*Directives*.
a) In the Game of Life code, what is the idea behind the world.World class?
b) In the Game of Life code, rewrite the stretch from "assert not calculate_next(True, [True] * 7" through "calculate_next(False, [True] * 5 + [False] * 3)", changing "calculate_next" to "compute_next".

Life's Game of John Horton Conway, with implementation OOP & FP - mainly for study purposes. The idea behind world.World class is to show the different part: where the OOP uses the mutability, and where it doesn't.

test.py

# -*- coding: utf-8 -*-

from worldfp import calculate_next
from world import World


def test_calculate_next():
    # Three neighbors from True or False is True
    assert calculate_next(False, [True] * 3 + [False] * 5)
    assert calculate_next(True, [True] * 3 + [False] * 5)

    # Two neighbors from X is still X
    assert calculate_next(True, [True] * 2 + [False] * 6)
    assert not calculate_next(False, [True] * 2 + [False] * 6)

    # Any other cases from True is False
    assert not calculate_next(True, [True] * 1 + [False] * 7)
    assert not calculate_next(True, [True] * 4 + [False] * 4)
    assert not calculate_next(True, [True] * 5 + [False] * 3)
    assert not calculate_next(True, [True] * 6 + [False] * 2)
    assert not calculate_next(True, [True] * 7 + [False] * 1)
    assert not calculate_next(True, [True] * 8 + [False] * 0)

    # Any other cases from False is False
    assert not calculate_next(False, [True] * 1 + [False] * 7)
    assert not calculate_next(False, [True] * 4 + [False] * 4)
    assert not calculate_next(False, [True] * 5 + [False] * 3)
    assert not calculate_next(False, [True] * 6 + [False] * 2)
    assert not calculate_next(False, [True] * 7 + [False] * 1)
    assert not calculate_next(False, [True] * 8 + [False] * 0)


def test_world_str():
    world = World(3, 3)
    result = '%s' % world
    expected = ('0|0|0\n'
                '0|0|0\n'
                '0|0|0')
    assert result == expected

    world.set_alive(1, 1)
    result = '%s' % world
    expected = ('0|0|0\n'
                '0|1|0\n'
                '0|0|0')
    assert result == expected

    world.set_dead(1, 1)
    result = '%s' % world
    expected = ('0|0|0\n'
                '0|0|0\n'
                '0|0|0')
    assert result == expected

    world.set_alive(1, 2)
    result = '%s' % world
    expected = ('0|0|0\n'
                '0|0|0\n'
                '0|1|0')
    assert result == expected


def test_world_is_valid():
    """Assertions about World defining valid or invalid positions"""
    world = World(10, 10)

*Supplied material*.
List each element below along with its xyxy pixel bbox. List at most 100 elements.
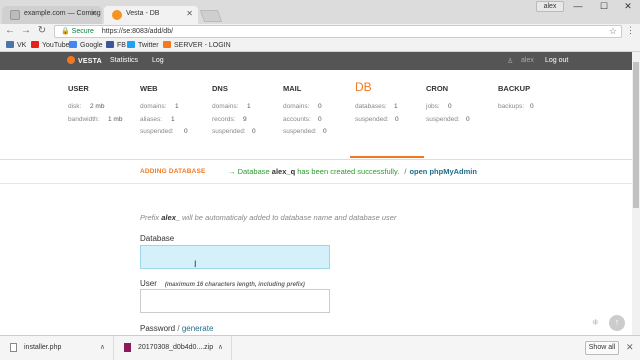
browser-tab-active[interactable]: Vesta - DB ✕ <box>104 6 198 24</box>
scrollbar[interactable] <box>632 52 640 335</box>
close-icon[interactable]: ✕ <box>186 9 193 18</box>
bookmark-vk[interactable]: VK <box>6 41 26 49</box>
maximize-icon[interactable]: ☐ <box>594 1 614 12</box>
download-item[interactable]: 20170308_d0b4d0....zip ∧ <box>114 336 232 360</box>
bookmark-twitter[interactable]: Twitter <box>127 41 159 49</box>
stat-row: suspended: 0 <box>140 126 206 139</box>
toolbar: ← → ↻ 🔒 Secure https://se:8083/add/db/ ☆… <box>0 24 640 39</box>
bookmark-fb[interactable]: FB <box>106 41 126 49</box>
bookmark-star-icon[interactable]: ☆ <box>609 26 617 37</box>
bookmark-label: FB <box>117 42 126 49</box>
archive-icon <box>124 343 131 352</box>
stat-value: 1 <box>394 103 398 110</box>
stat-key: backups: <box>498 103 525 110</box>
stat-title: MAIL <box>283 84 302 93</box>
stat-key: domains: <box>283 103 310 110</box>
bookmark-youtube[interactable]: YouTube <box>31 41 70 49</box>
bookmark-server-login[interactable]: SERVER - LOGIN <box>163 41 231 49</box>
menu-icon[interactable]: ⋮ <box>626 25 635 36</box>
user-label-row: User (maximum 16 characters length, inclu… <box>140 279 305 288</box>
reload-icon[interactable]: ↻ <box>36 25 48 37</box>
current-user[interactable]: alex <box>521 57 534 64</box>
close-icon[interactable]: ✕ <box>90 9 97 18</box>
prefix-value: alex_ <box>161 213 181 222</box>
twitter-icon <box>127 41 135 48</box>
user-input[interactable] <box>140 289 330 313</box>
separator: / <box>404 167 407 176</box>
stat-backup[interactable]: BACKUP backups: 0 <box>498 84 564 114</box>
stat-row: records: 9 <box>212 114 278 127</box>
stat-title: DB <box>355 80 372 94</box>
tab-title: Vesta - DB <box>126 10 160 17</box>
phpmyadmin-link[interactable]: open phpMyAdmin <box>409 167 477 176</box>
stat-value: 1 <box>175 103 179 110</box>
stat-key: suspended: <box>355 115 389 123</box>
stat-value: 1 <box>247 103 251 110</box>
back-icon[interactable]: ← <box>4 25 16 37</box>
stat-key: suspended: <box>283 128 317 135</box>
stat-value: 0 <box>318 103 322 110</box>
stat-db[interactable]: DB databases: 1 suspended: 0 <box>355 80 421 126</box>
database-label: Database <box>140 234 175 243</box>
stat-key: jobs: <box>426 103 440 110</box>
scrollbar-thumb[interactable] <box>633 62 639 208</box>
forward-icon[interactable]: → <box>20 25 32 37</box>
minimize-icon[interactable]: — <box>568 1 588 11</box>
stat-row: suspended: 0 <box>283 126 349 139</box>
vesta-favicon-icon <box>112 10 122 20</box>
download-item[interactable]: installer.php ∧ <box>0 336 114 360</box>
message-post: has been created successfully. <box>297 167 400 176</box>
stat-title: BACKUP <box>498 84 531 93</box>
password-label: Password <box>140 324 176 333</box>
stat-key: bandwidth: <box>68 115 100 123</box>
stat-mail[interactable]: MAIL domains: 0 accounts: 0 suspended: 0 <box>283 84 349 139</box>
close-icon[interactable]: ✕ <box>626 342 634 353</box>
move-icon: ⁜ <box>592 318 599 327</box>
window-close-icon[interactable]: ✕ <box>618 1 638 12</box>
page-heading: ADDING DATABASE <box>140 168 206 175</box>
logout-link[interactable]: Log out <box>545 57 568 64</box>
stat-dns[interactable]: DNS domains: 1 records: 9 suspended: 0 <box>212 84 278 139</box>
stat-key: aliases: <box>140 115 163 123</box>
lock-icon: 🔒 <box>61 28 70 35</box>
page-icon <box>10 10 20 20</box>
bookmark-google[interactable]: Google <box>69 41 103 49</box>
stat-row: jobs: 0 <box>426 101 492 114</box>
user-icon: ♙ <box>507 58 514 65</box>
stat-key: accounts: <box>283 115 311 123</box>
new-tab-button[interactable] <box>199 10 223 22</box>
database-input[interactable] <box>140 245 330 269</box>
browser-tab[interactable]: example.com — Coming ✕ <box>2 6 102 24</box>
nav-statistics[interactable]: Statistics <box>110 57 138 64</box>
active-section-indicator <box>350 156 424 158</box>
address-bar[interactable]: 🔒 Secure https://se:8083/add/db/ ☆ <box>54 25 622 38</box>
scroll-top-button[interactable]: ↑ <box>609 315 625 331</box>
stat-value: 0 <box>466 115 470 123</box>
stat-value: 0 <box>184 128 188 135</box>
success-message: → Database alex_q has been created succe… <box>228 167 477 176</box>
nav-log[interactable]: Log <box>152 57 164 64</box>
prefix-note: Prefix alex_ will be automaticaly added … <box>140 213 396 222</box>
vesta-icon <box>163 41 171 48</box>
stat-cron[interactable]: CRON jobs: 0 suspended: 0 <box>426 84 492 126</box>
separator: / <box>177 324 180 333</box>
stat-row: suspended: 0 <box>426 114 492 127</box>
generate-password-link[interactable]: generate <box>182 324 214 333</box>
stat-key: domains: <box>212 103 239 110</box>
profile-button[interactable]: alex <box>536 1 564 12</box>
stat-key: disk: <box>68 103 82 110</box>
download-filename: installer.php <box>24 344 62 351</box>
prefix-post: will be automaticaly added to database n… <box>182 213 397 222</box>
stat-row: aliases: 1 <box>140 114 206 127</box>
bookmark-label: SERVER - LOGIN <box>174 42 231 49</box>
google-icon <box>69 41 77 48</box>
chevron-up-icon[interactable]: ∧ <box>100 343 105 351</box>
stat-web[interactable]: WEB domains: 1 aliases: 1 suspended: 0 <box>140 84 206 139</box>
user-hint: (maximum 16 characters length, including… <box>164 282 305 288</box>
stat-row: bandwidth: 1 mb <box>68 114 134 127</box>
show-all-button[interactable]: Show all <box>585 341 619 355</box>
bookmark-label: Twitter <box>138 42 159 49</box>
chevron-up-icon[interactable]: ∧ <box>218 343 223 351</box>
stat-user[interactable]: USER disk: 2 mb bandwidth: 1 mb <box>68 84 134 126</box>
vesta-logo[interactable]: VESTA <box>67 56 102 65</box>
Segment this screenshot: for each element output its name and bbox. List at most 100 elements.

---

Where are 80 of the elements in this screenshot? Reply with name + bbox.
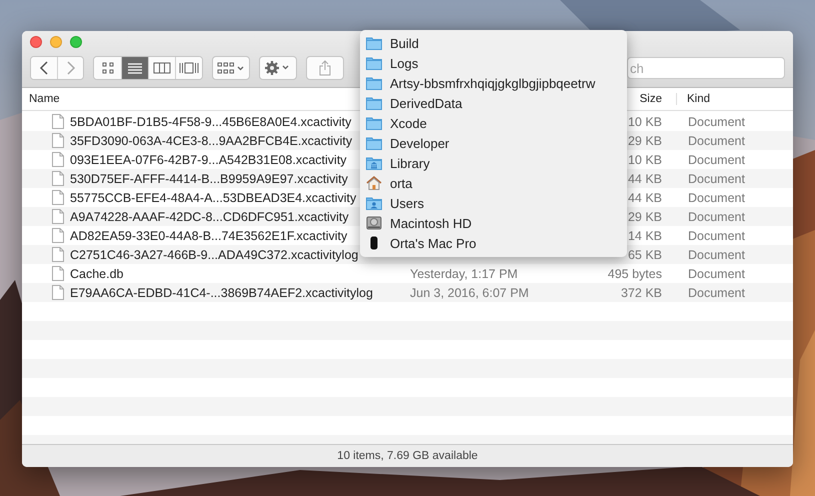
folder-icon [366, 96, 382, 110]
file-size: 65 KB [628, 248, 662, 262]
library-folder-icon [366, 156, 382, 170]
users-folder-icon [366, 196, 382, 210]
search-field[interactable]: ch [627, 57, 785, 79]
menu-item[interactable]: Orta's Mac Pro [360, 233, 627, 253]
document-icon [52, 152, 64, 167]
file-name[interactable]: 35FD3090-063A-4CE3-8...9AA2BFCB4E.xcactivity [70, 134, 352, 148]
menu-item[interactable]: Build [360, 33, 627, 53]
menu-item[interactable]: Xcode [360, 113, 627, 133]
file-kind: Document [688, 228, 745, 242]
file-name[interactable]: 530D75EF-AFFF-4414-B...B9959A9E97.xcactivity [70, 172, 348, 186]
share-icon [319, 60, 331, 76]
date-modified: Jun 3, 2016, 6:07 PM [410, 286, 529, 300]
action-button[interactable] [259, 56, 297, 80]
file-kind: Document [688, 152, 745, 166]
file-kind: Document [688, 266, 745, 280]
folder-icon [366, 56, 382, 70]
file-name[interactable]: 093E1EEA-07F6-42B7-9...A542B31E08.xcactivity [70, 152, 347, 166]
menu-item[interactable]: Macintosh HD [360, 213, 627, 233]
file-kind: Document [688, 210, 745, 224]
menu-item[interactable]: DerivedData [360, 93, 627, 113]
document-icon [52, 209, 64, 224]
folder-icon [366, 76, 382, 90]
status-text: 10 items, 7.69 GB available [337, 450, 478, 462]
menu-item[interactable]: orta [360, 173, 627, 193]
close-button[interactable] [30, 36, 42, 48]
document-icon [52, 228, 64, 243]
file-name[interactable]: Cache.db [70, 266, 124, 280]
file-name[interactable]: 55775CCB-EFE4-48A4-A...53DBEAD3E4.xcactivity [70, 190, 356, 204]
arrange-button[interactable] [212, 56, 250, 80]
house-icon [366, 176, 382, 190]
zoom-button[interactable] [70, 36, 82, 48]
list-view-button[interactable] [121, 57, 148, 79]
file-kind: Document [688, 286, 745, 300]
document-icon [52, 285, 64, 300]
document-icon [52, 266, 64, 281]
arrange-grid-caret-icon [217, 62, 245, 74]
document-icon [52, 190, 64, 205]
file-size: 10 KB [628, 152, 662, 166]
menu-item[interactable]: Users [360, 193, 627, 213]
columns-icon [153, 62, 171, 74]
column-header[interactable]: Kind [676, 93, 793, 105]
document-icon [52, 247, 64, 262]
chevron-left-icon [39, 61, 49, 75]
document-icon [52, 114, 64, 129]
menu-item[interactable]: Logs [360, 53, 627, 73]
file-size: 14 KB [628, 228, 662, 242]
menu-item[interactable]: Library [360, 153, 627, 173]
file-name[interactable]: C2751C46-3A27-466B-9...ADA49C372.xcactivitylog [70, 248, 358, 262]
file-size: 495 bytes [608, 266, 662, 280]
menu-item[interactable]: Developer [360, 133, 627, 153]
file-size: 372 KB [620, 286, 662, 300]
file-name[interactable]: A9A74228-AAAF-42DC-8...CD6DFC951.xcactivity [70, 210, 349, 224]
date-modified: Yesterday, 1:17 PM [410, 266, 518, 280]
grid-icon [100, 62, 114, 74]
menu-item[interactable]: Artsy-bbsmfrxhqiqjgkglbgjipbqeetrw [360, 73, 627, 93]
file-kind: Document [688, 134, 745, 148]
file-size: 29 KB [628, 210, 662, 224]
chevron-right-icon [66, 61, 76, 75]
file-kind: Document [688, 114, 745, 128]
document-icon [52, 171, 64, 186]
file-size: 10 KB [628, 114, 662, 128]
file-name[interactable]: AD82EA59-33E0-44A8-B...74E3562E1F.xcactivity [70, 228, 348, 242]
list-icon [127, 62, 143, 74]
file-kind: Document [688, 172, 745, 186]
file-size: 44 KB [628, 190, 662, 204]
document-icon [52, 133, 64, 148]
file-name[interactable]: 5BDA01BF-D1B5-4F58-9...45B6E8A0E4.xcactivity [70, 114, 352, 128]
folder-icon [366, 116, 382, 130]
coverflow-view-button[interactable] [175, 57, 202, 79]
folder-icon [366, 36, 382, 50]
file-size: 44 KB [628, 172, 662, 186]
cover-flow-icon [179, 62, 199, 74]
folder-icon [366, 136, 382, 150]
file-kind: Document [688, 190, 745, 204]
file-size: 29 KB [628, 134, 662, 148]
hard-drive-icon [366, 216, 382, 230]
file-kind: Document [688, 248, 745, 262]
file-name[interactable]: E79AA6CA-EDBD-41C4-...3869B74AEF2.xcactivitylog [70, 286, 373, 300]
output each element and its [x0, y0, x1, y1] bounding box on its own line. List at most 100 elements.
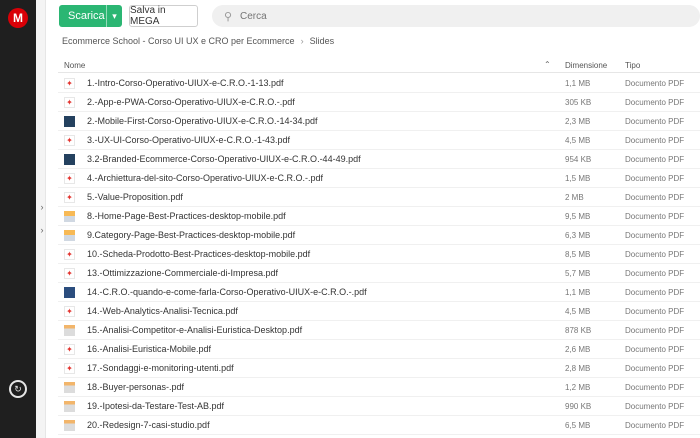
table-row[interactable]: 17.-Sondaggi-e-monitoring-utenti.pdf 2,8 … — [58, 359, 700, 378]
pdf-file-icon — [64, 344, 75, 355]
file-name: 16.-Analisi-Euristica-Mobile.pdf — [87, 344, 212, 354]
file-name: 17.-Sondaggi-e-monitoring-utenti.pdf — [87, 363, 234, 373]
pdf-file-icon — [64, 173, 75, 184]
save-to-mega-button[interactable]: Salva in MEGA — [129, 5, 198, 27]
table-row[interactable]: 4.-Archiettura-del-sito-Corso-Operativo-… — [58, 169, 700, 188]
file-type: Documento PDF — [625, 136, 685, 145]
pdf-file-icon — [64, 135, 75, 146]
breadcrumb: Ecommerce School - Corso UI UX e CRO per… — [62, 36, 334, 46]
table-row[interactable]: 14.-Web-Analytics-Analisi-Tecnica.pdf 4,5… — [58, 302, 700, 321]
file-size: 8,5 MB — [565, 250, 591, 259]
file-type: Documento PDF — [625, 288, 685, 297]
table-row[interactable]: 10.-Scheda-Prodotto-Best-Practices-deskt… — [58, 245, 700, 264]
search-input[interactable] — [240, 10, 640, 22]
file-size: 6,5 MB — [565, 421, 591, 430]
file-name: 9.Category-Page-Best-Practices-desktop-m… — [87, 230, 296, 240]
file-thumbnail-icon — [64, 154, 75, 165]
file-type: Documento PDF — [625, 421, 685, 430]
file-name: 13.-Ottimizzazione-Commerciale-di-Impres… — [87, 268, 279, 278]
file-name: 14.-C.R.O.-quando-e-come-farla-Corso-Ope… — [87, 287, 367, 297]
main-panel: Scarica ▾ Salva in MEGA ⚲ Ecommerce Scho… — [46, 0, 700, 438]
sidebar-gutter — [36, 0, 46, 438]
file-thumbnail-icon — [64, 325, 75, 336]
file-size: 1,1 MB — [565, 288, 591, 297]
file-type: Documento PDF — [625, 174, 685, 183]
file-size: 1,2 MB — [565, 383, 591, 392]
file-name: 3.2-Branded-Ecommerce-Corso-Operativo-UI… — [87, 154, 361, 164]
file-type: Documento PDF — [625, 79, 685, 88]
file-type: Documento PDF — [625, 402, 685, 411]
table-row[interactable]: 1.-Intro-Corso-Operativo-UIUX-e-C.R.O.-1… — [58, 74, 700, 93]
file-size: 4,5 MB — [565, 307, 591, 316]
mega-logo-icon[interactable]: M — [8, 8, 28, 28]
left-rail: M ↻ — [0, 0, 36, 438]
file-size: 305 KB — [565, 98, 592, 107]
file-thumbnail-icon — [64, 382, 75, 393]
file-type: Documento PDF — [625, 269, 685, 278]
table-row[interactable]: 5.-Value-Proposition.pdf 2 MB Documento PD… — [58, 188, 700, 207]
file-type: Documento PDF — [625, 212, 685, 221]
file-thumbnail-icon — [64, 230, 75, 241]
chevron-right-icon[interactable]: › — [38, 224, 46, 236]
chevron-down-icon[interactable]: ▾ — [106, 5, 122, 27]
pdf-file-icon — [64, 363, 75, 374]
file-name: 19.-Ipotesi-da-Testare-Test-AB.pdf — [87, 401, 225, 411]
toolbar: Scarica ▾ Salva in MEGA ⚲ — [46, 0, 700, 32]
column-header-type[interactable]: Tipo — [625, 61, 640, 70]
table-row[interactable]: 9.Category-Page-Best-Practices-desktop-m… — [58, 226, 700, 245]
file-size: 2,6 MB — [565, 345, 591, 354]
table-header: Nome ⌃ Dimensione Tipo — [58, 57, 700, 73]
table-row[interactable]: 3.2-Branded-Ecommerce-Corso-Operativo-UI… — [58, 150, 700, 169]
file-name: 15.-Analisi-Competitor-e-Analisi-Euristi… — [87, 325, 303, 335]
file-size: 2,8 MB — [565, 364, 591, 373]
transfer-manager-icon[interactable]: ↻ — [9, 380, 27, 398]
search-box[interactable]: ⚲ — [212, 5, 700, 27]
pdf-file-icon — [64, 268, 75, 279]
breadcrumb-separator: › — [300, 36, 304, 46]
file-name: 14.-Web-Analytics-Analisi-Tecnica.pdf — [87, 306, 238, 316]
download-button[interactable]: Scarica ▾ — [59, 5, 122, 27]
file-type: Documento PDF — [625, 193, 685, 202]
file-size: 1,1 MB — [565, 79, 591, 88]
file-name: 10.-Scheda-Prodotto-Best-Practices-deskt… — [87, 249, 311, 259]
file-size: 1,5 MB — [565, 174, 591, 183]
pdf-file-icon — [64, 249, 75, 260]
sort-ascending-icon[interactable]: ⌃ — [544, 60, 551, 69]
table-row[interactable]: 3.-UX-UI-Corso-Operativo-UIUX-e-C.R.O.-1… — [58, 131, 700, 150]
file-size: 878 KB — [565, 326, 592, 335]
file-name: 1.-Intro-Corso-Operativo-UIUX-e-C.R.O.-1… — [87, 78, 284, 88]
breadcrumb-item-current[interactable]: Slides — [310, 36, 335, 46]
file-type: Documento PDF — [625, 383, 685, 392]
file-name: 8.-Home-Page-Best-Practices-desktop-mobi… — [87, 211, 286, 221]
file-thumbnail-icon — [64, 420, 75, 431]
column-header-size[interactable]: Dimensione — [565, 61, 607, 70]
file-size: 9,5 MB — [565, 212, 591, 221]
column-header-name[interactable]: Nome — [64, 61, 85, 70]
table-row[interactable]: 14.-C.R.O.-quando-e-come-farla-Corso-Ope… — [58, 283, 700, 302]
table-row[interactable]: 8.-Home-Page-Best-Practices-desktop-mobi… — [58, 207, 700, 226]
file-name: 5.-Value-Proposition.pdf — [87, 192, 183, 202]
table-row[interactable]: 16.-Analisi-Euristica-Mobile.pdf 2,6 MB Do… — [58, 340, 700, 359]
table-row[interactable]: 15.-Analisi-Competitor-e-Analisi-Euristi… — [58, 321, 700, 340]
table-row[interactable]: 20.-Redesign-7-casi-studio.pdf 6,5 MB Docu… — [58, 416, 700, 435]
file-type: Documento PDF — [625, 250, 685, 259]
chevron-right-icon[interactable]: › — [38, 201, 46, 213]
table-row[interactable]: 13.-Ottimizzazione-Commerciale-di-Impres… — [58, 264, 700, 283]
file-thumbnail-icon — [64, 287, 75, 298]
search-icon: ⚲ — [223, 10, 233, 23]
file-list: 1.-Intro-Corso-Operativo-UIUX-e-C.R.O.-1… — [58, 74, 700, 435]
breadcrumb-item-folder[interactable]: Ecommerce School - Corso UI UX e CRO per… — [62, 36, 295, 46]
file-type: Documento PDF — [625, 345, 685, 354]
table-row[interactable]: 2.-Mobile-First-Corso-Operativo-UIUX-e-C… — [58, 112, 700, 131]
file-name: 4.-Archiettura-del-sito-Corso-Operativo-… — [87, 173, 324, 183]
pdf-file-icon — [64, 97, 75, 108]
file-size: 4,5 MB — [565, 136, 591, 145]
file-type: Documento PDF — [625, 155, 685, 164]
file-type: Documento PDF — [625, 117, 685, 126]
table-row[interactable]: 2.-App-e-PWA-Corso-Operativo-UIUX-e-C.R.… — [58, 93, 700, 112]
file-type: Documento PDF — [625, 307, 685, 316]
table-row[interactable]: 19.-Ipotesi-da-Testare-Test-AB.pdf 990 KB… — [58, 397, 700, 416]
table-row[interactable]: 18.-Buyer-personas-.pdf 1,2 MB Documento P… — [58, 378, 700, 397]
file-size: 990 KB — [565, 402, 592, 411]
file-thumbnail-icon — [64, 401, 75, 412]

--

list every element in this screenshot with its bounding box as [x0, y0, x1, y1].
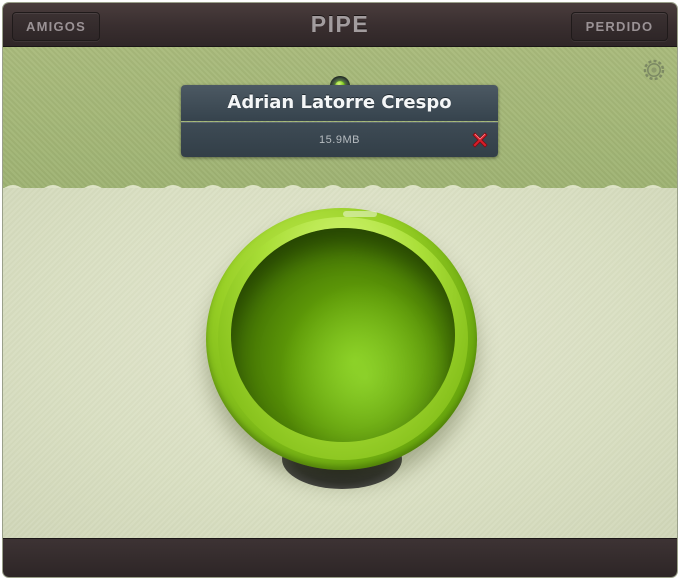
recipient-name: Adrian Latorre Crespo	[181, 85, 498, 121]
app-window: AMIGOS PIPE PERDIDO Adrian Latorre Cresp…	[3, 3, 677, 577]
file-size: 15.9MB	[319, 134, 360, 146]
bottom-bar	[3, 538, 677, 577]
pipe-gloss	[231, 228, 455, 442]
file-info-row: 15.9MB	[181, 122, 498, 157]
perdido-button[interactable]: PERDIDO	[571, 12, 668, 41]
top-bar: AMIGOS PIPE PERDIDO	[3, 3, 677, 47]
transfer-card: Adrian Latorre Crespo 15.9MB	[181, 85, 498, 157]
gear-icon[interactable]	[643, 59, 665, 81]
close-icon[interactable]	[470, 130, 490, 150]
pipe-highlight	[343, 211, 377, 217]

*Responses in order*.
a) To show where the OOP uses mutability and where it doesn't.

b)
assert not compute_next(True, [True] * 7 + [False] * 1)
    assert not compute_next(True, [True] * 8 + [False] * 0)

    # Any other cases from False is False
    assert not compute_next(False, [True] * 1 + [False] * 7)
    assert not compute_next(False, [True] * 4 + [False] * 4)
    assert not compute_next(False, [True] * 5 + [False] * 3)